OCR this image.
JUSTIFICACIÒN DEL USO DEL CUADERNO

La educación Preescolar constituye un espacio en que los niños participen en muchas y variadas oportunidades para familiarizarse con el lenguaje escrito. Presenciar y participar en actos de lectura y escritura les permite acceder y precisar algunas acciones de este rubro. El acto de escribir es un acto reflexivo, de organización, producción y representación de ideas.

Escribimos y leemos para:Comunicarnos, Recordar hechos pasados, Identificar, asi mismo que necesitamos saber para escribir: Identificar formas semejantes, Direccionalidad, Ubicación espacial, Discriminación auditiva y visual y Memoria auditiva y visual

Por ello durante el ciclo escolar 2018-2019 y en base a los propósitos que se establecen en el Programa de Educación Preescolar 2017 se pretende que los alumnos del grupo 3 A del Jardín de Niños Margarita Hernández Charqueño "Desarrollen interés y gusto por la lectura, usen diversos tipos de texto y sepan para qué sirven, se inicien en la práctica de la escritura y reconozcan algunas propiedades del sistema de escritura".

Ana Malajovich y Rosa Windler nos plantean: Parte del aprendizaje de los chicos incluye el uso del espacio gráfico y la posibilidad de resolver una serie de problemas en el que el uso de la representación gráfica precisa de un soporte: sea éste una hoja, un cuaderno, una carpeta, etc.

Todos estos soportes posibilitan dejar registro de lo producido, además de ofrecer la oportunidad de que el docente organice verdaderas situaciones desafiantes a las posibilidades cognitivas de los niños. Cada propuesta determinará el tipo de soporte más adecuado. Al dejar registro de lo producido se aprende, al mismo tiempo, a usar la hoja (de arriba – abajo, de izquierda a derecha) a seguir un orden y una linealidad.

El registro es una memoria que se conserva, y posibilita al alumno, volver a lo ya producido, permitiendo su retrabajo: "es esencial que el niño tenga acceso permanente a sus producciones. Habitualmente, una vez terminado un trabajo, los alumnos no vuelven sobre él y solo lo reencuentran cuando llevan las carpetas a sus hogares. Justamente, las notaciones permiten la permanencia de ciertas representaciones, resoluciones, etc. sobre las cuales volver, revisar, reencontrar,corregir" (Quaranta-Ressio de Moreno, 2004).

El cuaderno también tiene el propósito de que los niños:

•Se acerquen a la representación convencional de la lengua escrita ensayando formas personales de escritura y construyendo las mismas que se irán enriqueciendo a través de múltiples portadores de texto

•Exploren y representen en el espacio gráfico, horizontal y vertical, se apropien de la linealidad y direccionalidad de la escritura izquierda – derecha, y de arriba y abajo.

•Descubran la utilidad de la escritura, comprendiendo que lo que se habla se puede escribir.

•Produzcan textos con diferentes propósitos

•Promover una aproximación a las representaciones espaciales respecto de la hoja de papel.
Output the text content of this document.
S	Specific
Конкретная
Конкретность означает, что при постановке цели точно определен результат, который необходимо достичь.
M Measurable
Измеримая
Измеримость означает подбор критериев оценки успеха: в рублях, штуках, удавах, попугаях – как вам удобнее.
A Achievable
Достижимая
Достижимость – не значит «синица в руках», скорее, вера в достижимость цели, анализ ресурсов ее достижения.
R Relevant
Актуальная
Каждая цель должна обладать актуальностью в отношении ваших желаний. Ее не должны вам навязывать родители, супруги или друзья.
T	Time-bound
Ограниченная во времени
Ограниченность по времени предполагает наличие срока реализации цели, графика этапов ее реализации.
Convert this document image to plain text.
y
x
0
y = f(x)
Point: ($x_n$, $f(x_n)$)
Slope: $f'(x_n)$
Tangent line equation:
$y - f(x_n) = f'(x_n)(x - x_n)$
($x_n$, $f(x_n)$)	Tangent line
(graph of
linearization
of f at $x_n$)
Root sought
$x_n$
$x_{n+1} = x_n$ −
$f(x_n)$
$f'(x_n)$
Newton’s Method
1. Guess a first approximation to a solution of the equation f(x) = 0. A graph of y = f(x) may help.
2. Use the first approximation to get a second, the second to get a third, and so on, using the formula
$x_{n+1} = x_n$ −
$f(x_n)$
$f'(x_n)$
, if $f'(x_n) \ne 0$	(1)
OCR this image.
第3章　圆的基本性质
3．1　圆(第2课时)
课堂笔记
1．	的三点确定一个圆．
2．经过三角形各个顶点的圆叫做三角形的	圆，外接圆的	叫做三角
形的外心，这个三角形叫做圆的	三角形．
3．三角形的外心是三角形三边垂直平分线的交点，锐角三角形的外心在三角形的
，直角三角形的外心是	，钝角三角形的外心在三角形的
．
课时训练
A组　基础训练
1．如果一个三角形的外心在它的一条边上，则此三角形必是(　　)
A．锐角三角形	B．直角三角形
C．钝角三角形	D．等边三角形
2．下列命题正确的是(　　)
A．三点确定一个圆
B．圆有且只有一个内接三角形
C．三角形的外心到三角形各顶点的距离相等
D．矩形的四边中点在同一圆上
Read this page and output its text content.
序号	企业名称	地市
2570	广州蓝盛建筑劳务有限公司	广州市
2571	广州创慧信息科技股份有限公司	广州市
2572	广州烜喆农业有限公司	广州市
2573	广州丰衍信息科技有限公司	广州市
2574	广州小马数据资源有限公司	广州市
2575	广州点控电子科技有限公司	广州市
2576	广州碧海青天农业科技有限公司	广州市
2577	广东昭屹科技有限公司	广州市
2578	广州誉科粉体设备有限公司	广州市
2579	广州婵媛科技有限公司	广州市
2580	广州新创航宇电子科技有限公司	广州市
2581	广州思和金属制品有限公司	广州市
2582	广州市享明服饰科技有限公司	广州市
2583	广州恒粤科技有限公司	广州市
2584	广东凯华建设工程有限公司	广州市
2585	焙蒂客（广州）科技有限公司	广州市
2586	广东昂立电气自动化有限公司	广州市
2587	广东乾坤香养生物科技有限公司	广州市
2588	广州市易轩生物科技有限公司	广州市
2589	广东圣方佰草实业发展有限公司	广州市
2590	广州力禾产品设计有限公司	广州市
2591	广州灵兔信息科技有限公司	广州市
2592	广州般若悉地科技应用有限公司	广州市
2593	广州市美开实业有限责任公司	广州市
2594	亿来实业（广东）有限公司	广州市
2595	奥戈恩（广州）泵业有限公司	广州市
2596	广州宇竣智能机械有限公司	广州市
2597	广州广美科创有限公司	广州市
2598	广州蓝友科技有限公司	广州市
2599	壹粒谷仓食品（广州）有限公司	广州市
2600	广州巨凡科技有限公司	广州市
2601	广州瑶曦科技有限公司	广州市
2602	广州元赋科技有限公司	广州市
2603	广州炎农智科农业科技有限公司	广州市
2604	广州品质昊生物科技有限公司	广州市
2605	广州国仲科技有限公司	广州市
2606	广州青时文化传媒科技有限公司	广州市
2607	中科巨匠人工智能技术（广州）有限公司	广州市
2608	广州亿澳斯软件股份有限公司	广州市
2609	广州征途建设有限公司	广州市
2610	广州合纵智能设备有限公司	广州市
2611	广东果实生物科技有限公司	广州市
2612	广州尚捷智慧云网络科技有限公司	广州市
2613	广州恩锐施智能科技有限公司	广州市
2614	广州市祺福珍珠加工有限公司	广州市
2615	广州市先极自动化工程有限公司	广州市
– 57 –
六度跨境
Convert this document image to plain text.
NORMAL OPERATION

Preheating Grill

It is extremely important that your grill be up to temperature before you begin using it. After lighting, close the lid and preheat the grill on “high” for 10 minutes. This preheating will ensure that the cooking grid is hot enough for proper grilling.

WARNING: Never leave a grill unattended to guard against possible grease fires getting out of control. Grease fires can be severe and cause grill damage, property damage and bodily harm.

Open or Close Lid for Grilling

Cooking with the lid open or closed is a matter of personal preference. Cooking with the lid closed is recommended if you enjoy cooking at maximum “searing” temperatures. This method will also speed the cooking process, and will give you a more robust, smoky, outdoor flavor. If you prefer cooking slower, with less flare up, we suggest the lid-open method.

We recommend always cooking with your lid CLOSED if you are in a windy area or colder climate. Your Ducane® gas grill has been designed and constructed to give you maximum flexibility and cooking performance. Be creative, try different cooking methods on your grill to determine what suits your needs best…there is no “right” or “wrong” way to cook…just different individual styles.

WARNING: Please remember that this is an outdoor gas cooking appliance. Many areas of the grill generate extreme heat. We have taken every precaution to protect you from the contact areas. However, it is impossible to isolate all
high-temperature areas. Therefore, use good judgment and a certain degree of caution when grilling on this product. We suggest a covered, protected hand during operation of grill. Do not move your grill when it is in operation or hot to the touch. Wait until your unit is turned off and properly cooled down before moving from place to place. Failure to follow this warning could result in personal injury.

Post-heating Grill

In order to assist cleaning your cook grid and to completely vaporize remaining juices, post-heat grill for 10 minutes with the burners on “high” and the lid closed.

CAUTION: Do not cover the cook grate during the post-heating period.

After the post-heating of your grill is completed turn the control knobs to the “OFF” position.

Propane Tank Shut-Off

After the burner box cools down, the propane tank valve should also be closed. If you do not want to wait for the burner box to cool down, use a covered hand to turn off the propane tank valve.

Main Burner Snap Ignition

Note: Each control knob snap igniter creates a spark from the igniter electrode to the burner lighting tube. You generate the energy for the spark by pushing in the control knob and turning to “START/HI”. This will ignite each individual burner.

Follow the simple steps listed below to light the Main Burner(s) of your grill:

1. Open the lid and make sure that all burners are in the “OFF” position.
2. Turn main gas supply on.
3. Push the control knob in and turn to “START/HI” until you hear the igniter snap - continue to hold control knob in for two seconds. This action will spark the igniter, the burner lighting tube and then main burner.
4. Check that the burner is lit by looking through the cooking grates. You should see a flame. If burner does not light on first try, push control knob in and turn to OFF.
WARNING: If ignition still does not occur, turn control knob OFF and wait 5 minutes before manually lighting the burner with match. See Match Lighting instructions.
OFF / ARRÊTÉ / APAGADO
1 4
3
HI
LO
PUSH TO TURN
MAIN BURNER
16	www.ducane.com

- PROBLEM REQUIREMENTS:
Determine how many lines contain the word "времени" and reply with that number alone.

- RIGHT ANSWER:
2